— Work to complete —
Some lines in the records below may hold the word "berilgan"; give the number of those lines and nothing else.
** START OF Items **
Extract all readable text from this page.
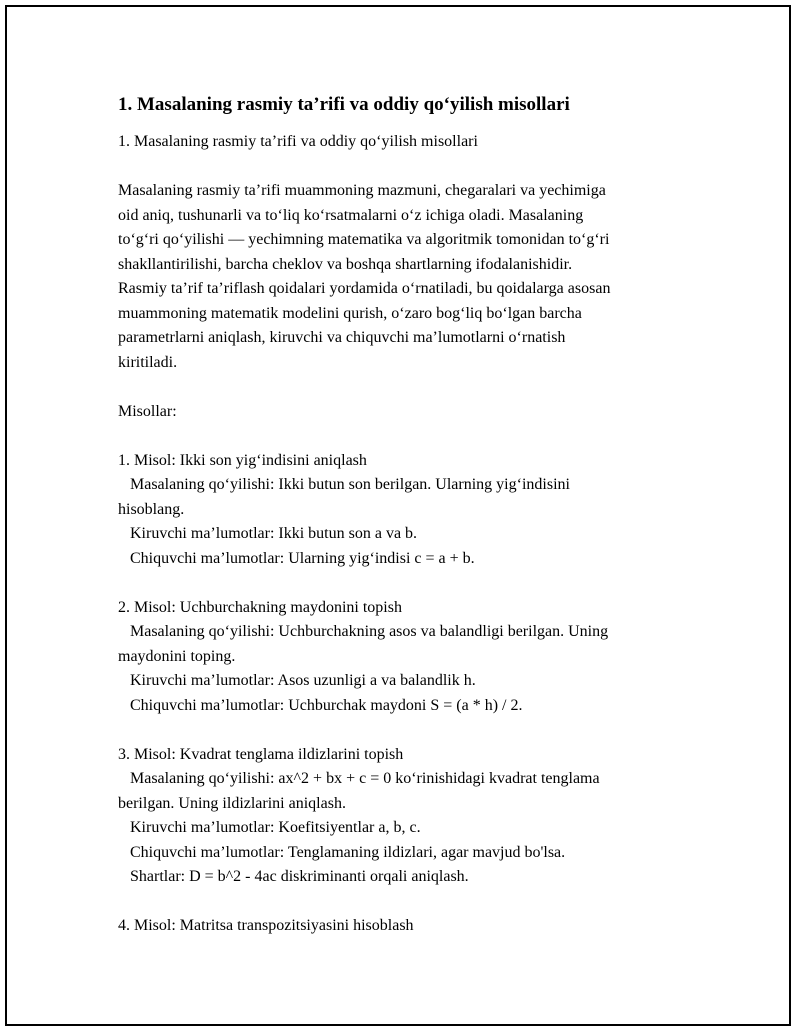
1. Masalaning rasmiy ta’rifi va oddiy qo‘yilish misollari

1. Masalaning rasmiy ta’rifi va oddiy qo‘yilish misollari

Masalaning rasmiy ta’rifi muammoning mazmuni, chegaralari va yechimiga

oid aniq, tushunarli va to‘liq ko‘rsatmalarni o‘z ichiga oladi. Masalaning

to‘g‘ri qo‘yilishi — yechimning matematika va algoritmik tomonidan to‘g‘ri

shakllantirilishi, barcha cheklov va boshqa shartlarning ifodalanishidir.

Rasmiy ta’rif ta’riflash qoidalari yordamida o‘rnatiladi, bu qoidalarga asosan

muammoning matematik modelini qurish, o‘zaro bog‘liq bo‘lgan barcha

parametrlarni aniqlash, kiruvchi va chiquvchi ma’lumotlarni o‘rnatish

kiritiladi.

Misollar:

1. Misol: Ikki son yig‘indisini aniqlash

Masalaning qo‘yilishi: Ikki butun son berilgan. Ularning yig‘indisini

hisoblang.

Kiruvchi ma’lumotlar: Ikki butun son a va b.

Chiquvchi ma’lumotlar: Ularning yig‘indisi c = a + b.

2. Misol: Uchburchakning maydonini topish

Masalaning qo‘yilishi: Uchburchakning asos va balandligi berilgan. Uning

maydonini toping.

Kiruvchi ma’lumotlar: Asos uzunligi a va balandlik h.

Chiquvchi ma’lumotlar: Uchburchak maydoni S = (a * h) / 2.

3. Misol: Kvadrat tenglama ildizlarini topish

Masalaning qo‘yilishi: ax^2 + bx + c = 0 ko‘rinishidagi kvadrat tenglama

berilgan. Uning ildizlarini aniqlash.

Kiruvchi ma’lumotlar: Koefitsiyentlar a, b, c.

Chiquvchi ma’lumotlar: Tenglamaning ildizlari, agar mavjud bo'lsa.

Shartlar: D = b^2 - 4ac diskriminanti orqali aniqlash.

4. Misol: Matritsa transpozitsiyasini hisoblash
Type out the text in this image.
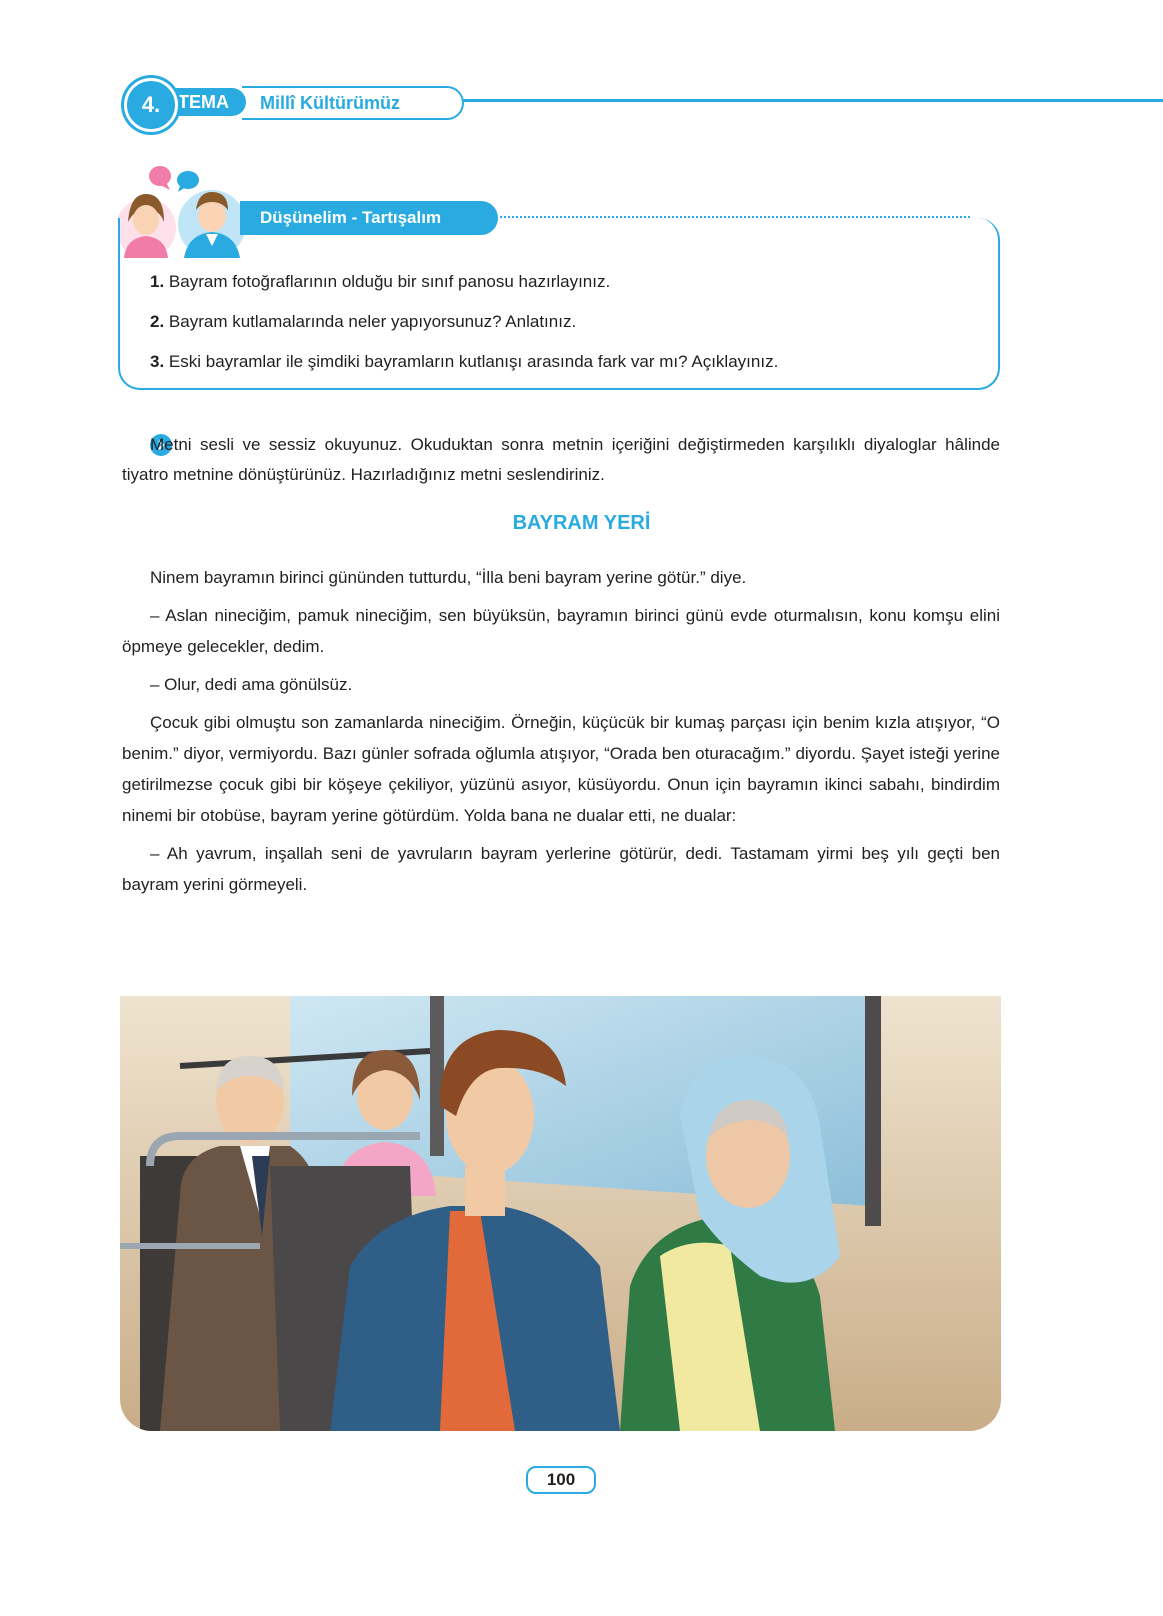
Millî Kültürümüz
TEMA
4.
Düşünelim - Tartışalım
1. Bayram fotoğraflarının olduğu bir sınıf panosu hazırlayınız.
2. Bayram kutlamalarında neler yapıyorsunuz? Anlatınız.
3. Eski bayramlar ile şimdiki bayramların kutlanışı arasında fark var mı? Açıklayınız.

Metni sesli ve sessiz okuyunuz. Okuduktan sonra metnin içeriğini değiştirmeden karşılıklı diyaloglar hâlinde tiyatro metnine dönüştürünüz. Hazırladığınız metni seslendiriniz.

BAYRAM YERİ

Ninem bayramın birinci gününden tutturdu, “İlla beni bayram yerine götür.” diye.

– Aslan nineciğim, pamuk nineciğim, sen büyüksün, bayramın birinci günü evde oturmalısın, konu komşu elini öpmeye gelecekler, dedim.

– Olur, dedi ama gönülsüz.

Çocuk gibi olmuştu son zamanlarda nineciğim. Örneğin, küçücük bir kumaş parçası için benim kızla atışıyor, “O benim.” diyor, vermiyordu. Bazı günler sofrada oğlumla atışıyor, “Orada ben oturacağım.” diyordu. Şayet isteği yerine getirilmezse çocuk gibi bir köşeye çekiliyor, yüzünü asıyor, küsüyordu. Onun için bayramın ikinci sabahı, bindirdim ninemi bir otobüse, bayram yerine götürdüm. Yolda bana ne dualar etti, ne dualar:

– Ah yavrum, inşallah seni de yavruların bayram yerlerine götürür, dedi. Tastamam yirmi beş yılı geçti ben bayram yerini görmeyeli.

100
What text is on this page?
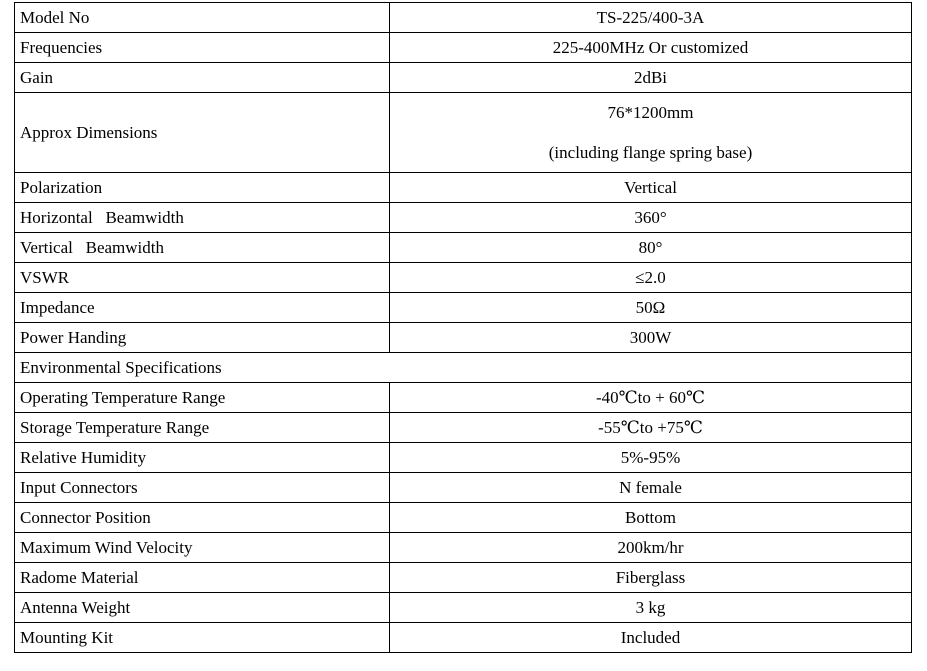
Model No	TS-225/400-3A
Frequencies	225-400MHz Or customized
Gain	2dBi
Approx Dimensions	76*1200mm
(including flange spring base)

Polarization	Vertical
Horizontal   Beamwidth	360°
Vertical   Beamwidth	80°
VSWR	≤2.0
Impedance	50Ω
Power Handing	300W
Environmental Specifications	
Operating Temperature Range	-40℃to + 60℃
Storage Temperature Range	-55℃to +75℃
Relative Humidity	5%-95%
Input Connectors	N female
Connector Position	Bottom
Maximum Wind Velocity	200km/hr
Radome Material	Fiberglass
Antenna Weight	3 kg
Mounting Kit	Included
** END OF Items **
— Result below —
3